Lesetext:
##############################
Die Natur besangen die Dichter erst, als sie durch die industrielle Revolution zu schwinden begann. Naturlyrik kam mit der Dampfmaschine auf, die Öko-Lyrik mit den Atomkraftwerken. Lyrik im Wissen, dass wir im Anthropozän leben, setzt sich von jenen Vorgängern durch das Fehlen von Pathos ab, durch das genaue Hinsehen. Das zeigt die Anthologie "All dies hier, Majestät, ist deins: Lyrik im Anthropozän", herausgegeben von Anja Bayer und Daniel Seel.
Dabei könnte man als erste Dichterin des Anthropozän schon Annette von Droste-Hülshoff bezeichnen mit ihrem Gedicht "Mergelgrube" aus den Jahren 1841/42. "Es ist gewiß, die alte Welt ist hin, / Ich Petrefakt, ein Mammutknochen drin!", heißt es darin. Schon hier taucht die Ahnung davon auf, dass es künftig eine Welt ohne Menschen geben könnte. So sehr er auch selbst der Natur angehört.
##############################
Auflistung:
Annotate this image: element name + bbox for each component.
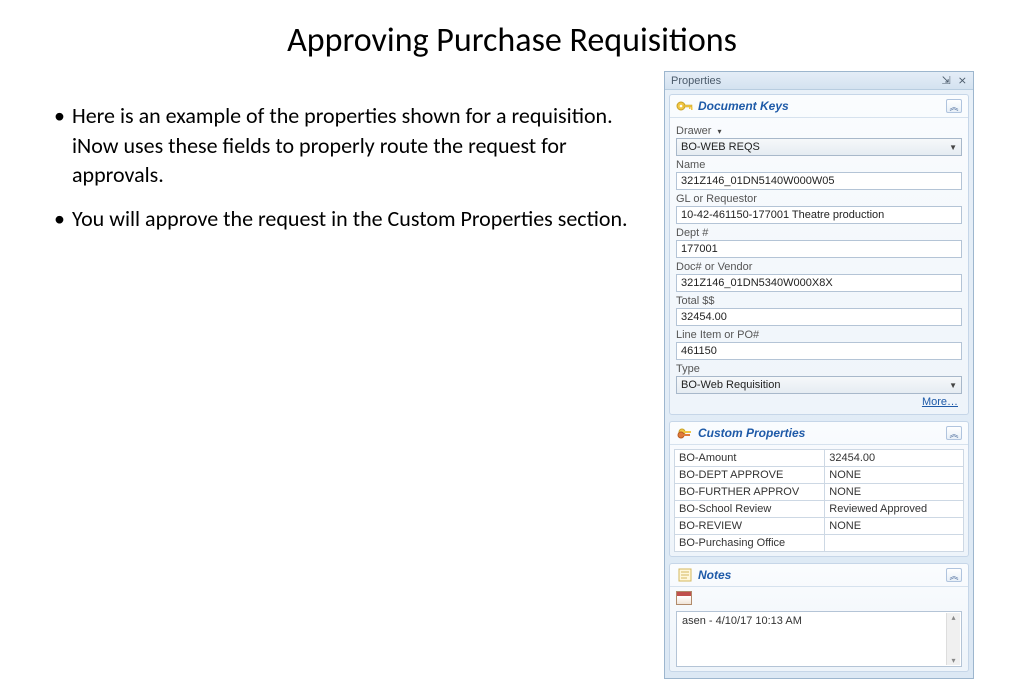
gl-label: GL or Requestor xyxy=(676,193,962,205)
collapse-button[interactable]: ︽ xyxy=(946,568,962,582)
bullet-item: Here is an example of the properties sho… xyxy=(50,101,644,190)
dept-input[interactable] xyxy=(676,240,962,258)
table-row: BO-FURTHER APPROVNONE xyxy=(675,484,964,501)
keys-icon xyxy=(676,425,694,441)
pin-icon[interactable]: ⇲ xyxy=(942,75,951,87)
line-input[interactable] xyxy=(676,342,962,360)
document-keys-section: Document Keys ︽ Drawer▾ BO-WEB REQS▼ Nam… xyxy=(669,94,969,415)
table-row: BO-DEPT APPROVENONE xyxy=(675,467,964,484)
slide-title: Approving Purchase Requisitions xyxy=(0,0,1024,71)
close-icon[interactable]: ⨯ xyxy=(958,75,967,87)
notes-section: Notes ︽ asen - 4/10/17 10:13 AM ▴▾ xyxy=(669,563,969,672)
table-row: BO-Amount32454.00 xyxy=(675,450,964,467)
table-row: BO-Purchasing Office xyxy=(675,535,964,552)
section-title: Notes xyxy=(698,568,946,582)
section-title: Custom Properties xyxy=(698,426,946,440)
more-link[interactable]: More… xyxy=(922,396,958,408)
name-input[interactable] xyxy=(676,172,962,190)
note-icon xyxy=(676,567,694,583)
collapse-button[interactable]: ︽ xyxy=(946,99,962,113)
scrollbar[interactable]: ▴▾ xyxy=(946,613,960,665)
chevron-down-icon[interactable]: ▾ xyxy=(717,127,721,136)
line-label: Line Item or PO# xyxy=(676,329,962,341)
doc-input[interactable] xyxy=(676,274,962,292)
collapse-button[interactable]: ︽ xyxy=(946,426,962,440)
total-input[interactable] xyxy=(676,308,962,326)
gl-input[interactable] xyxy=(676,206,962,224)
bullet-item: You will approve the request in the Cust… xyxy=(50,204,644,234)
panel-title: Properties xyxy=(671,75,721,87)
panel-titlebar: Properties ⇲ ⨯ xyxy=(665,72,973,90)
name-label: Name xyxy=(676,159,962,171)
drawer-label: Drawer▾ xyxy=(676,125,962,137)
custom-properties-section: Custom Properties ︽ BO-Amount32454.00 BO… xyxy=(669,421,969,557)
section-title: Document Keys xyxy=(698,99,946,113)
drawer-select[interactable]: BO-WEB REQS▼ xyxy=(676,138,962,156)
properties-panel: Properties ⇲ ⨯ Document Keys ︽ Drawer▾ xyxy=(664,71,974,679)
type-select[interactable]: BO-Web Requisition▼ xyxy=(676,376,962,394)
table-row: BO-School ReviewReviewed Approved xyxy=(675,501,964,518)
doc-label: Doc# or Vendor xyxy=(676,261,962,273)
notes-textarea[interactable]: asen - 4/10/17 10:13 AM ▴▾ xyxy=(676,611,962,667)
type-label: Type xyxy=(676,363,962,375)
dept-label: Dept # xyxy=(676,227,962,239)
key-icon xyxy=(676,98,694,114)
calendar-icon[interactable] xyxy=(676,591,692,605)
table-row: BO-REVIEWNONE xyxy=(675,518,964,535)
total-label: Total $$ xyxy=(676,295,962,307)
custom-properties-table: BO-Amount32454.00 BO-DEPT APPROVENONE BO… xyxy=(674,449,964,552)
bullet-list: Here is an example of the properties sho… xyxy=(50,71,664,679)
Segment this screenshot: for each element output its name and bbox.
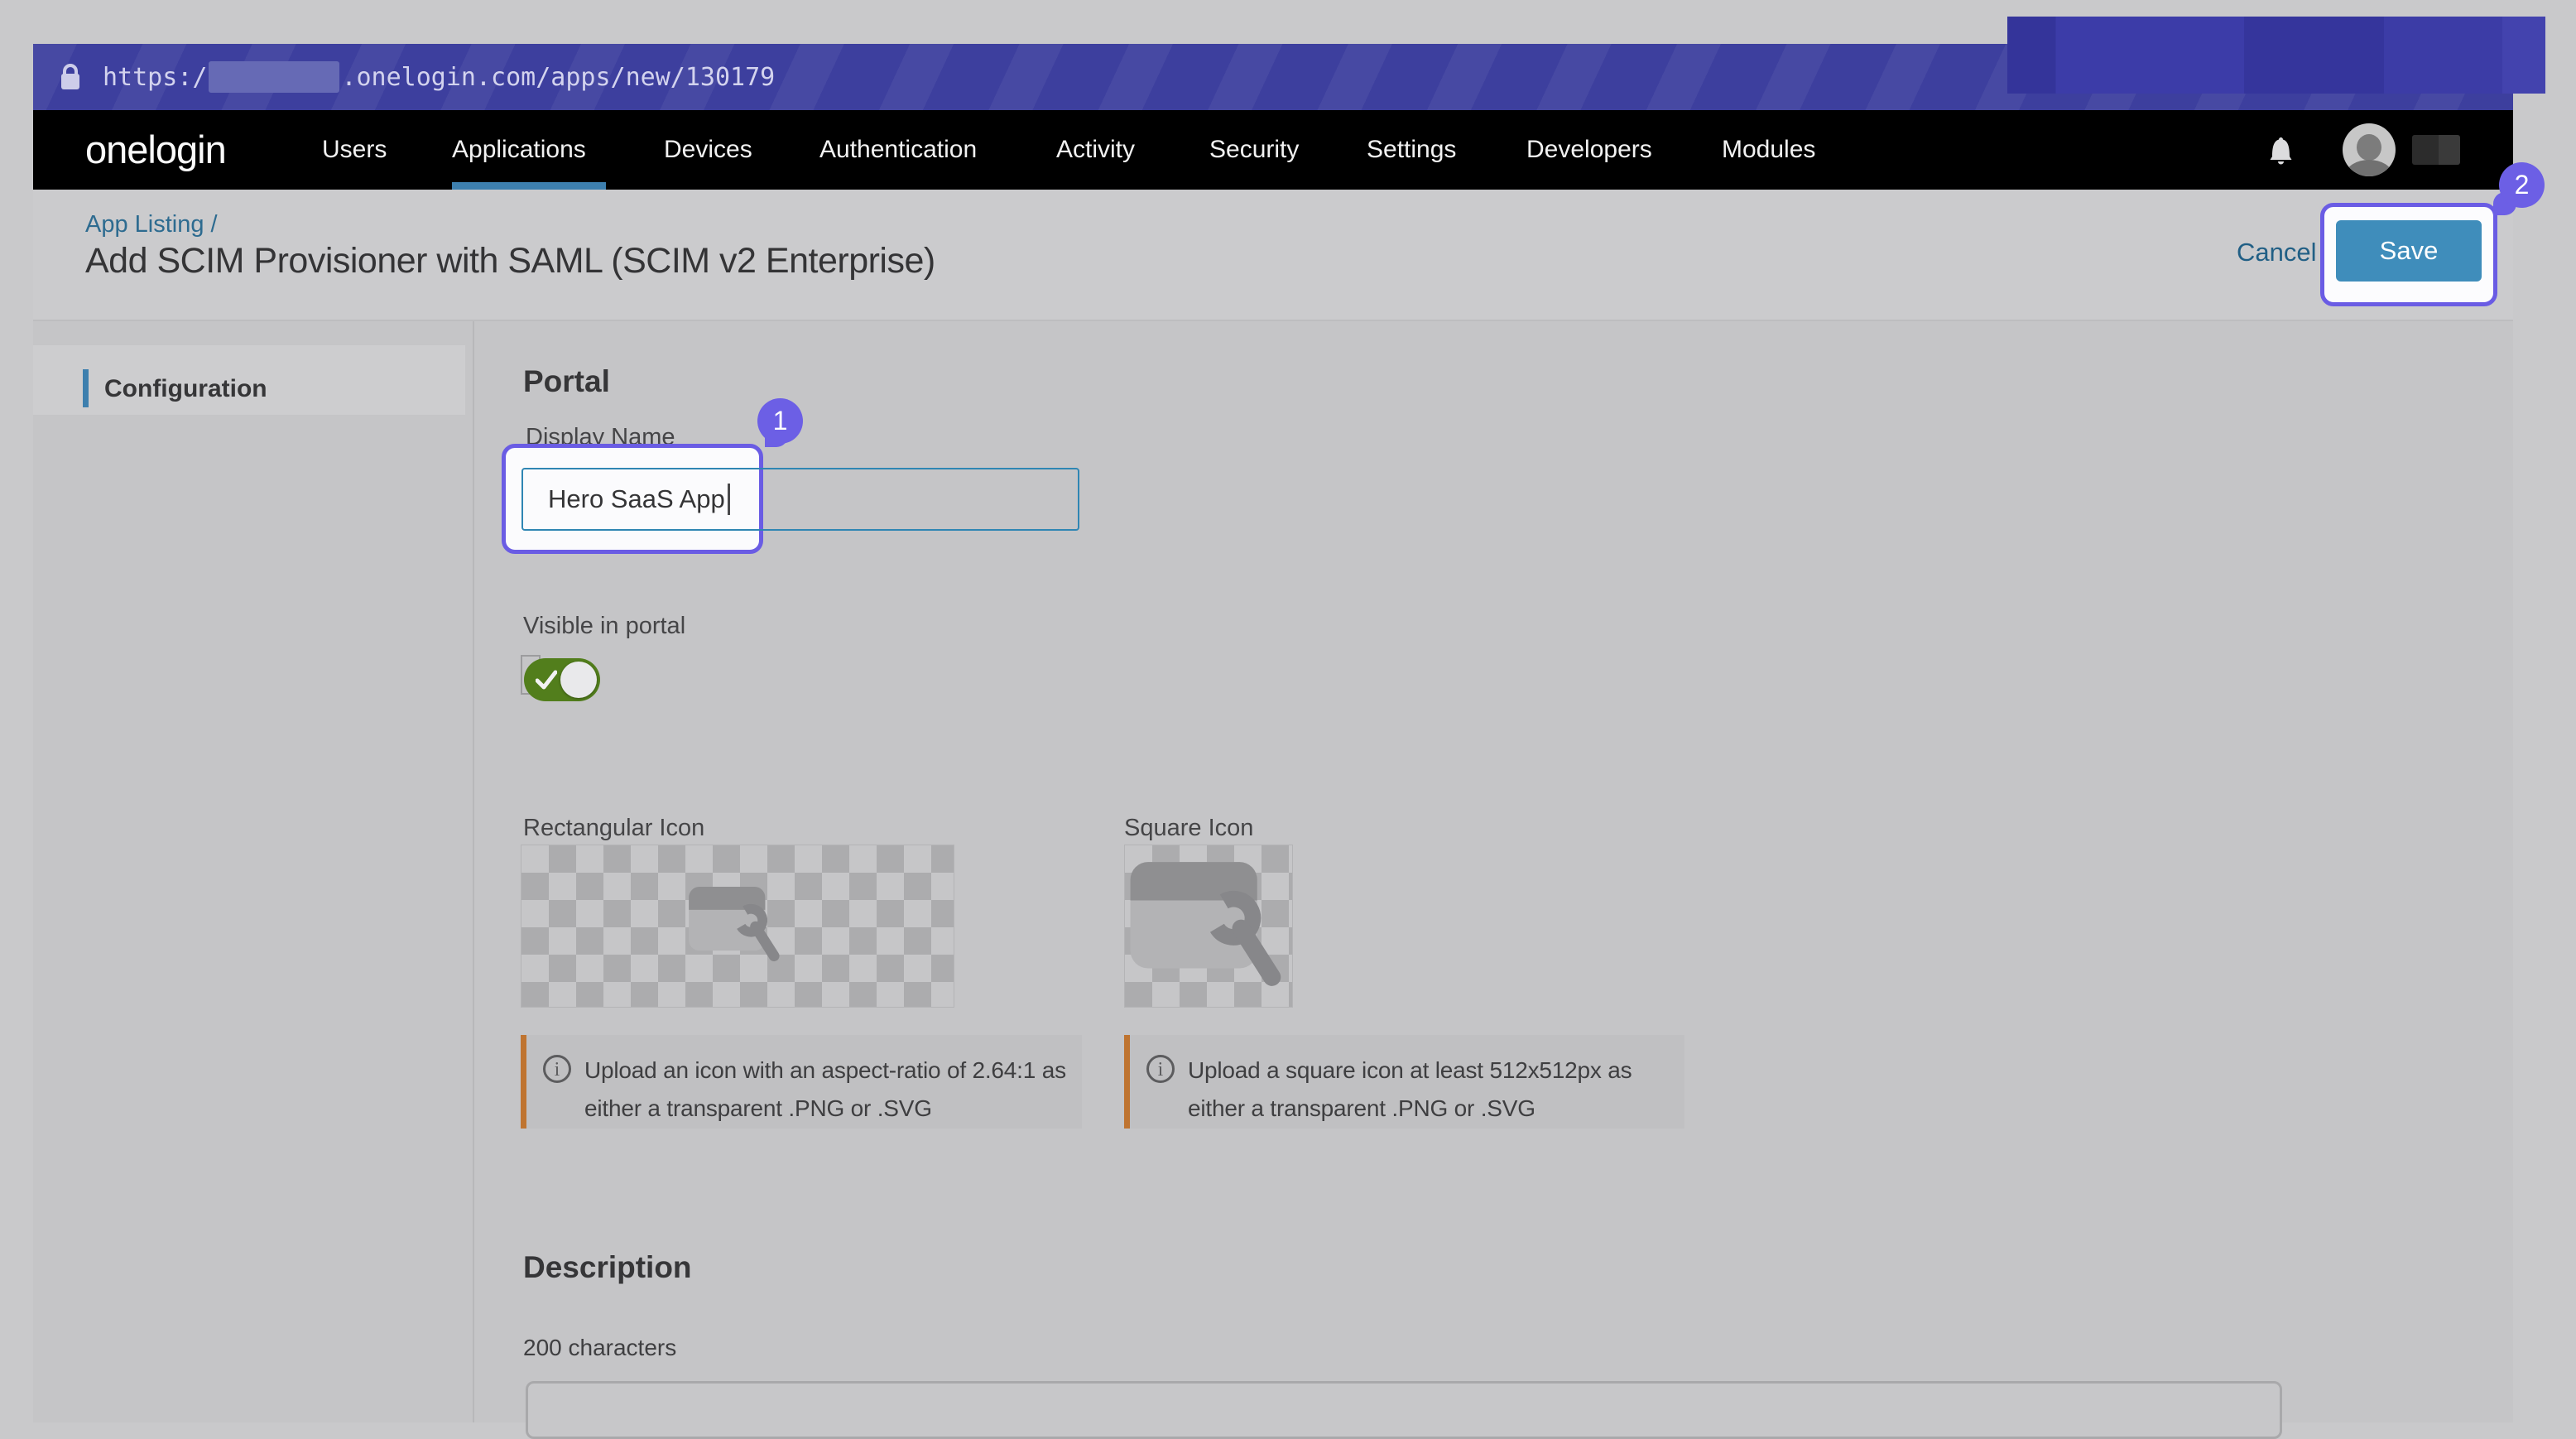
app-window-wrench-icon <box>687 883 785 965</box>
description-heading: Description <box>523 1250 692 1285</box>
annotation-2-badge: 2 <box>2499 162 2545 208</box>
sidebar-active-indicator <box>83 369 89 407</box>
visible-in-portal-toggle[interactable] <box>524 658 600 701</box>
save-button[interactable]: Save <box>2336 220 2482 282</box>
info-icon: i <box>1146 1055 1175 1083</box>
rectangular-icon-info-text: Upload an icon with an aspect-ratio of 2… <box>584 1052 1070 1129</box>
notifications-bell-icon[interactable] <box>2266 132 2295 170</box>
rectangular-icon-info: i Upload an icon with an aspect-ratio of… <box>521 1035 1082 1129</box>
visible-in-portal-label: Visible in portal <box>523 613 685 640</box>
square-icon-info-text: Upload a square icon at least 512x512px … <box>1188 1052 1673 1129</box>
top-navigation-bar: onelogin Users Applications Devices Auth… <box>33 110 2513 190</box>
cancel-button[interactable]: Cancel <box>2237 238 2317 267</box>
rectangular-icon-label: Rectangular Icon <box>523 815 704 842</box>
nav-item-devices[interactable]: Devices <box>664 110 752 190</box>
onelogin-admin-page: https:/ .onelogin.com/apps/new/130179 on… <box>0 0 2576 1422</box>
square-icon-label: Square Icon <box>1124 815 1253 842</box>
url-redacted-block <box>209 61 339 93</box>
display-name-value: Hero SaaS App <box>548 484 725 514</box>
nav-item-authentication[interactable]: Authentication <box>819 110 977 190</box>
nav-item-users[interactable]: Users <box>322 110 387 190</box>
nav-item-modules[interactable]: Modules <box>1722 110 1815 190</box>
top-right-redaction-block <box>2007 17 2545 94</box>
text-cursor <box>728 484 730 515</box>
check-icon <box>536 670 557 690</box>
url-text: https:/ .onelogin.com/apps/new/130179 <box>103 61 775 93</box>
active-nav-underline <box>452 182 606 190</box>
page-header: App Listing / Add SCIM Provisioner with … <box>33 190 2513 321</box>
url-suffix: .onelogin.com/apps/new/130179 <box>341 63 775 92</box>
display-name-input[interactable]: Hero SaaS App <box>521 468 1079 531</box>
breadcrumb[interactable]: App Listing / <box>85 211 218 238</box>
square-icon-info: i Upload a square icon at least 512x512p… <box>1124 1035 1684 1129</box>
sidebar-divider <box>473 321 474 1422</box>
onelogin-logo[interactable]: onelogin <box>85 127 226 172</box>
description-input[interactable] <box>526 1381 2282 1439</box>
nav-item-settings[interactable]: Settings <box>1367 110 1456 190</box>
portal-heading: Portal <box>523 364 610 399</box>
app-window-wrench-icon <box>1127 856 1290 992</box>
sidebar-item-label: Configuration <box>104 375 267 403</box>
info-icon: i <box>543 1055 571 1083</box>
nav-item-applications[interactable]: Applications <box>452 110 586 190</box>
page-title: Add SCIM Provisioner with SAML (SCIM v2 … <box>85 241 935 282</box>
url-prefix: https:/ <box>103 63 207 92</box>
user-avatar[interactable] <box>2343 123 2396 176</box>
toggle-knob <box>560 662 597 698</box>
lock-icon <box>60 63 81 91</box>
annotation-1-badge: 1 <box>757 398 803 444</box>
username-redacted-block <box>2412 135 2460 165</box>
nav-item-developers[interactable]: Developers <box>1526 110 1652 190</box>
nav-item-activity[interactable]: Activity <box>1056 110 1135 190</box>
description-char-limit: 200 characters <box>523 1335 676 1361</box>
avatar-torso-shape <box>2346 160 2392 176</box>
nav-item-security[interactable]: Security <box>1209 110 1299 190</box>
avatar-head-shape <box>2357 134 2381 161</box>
##############################
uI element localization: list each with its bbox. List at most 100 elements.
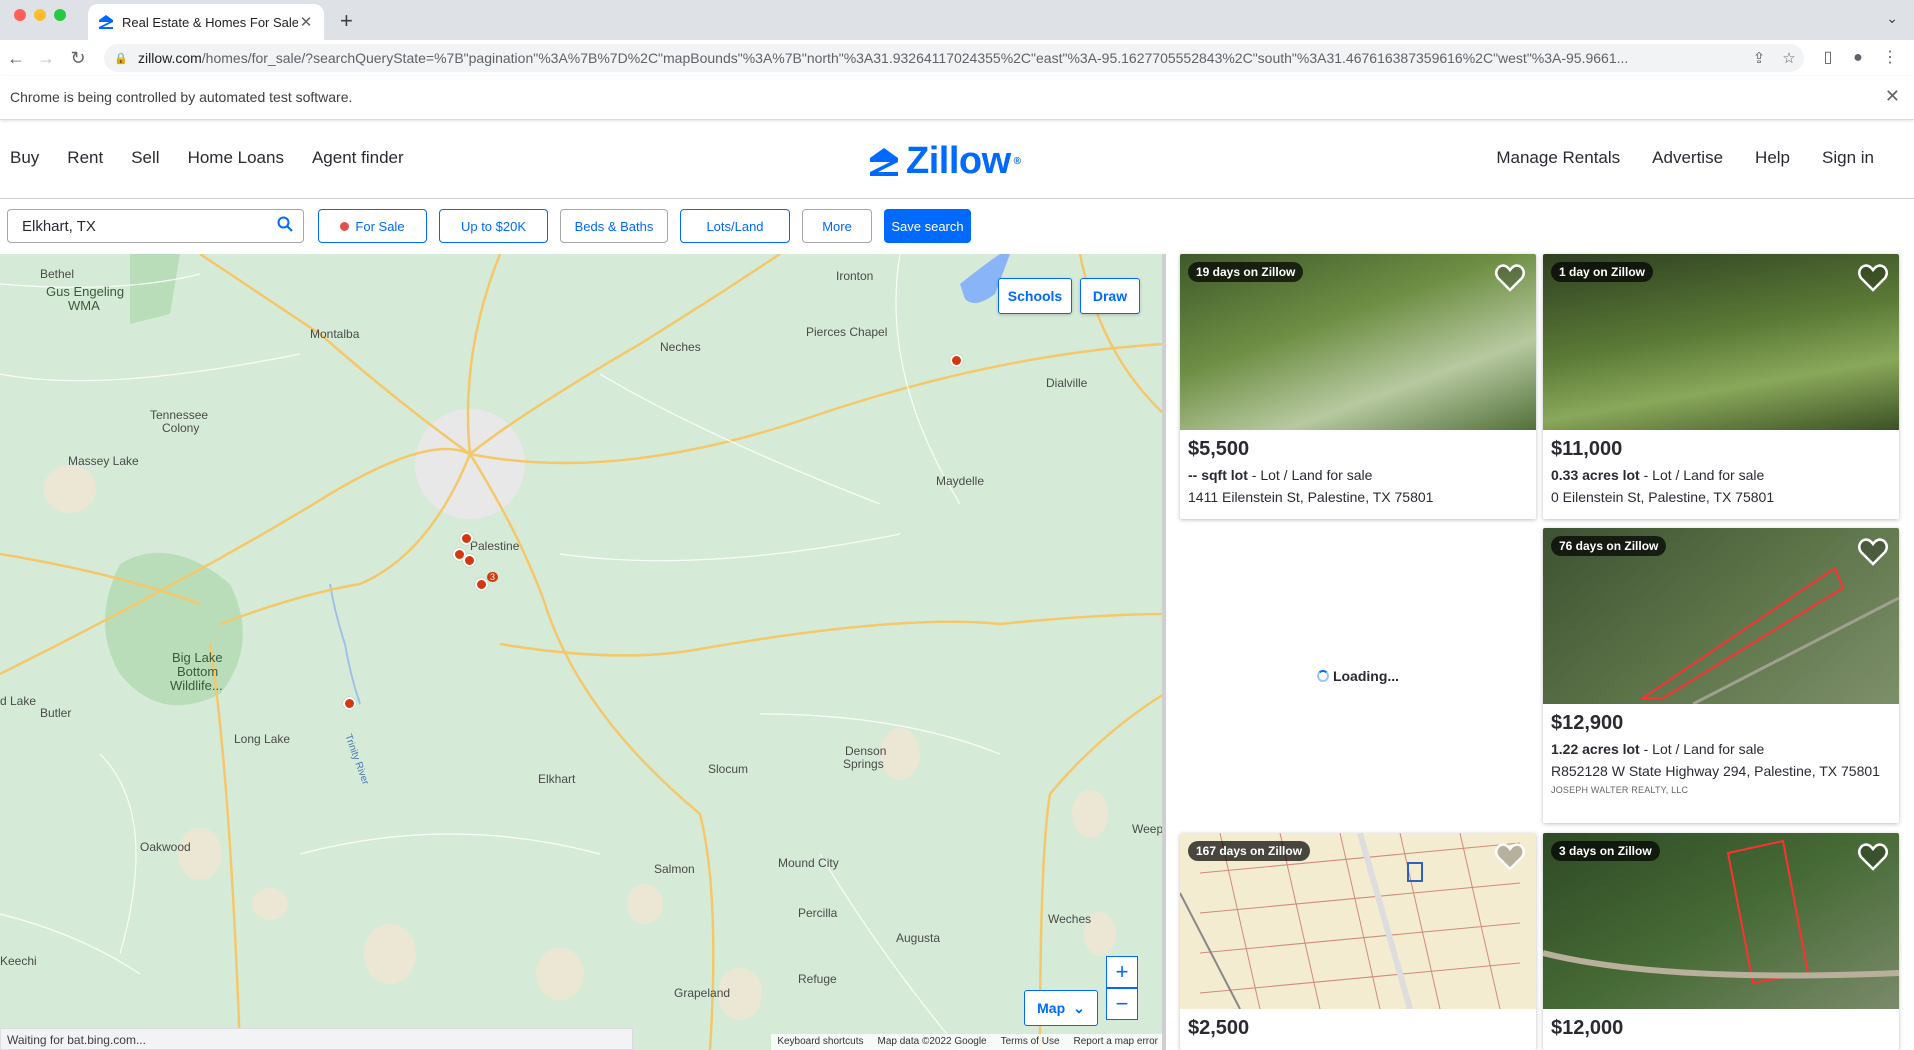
##############################
Aufgaben:
1. Warum könnte man laut dem Lesetext Annette von Droste-Hülshoff schon als erste Dichterin des Anthropozän bezeichnen? Antworte in ein bis drei Sätzen.
2. Gib aus den Datensätzen die Zeilen von der Zeile mit „Annotate this image: element“ bis zur Zeile mit „keys-icon xyxy=(676,425,694,441)“ wortgetreu wieder, beide eingeschlossen. Lass dabei die Bilder weg.

Lösungen:
1. In ihrem Gedicht „Mergelgrube“ aus den Jahren 1841/42 taucht schon die Ahnung auf, dass es künftig eine Welt ohne Menschen geben könnte. Das zeigen die Verse „Es ist gewiß, die alte Welt ist hin, / Ich Petrefakt, ein Mammutknochen drin!“

2.
Annotate this image: element name + bbox for each component.
gl-label: GL or Requestor xyxy=(676,193,962,205)
collapse-button[interactable]: ︽ xyxy=(946,568,962,582)
bullet-item: Here is an example of the properties sho… xyxy=(50,101,644,190)
dept-input[interactable] xyxy=(676,240,962,258)
table-row: BO-FURTHER APPROVNONE xyxy=(675,484,964,501)
keys-icon xyxy=(676,425,694,441)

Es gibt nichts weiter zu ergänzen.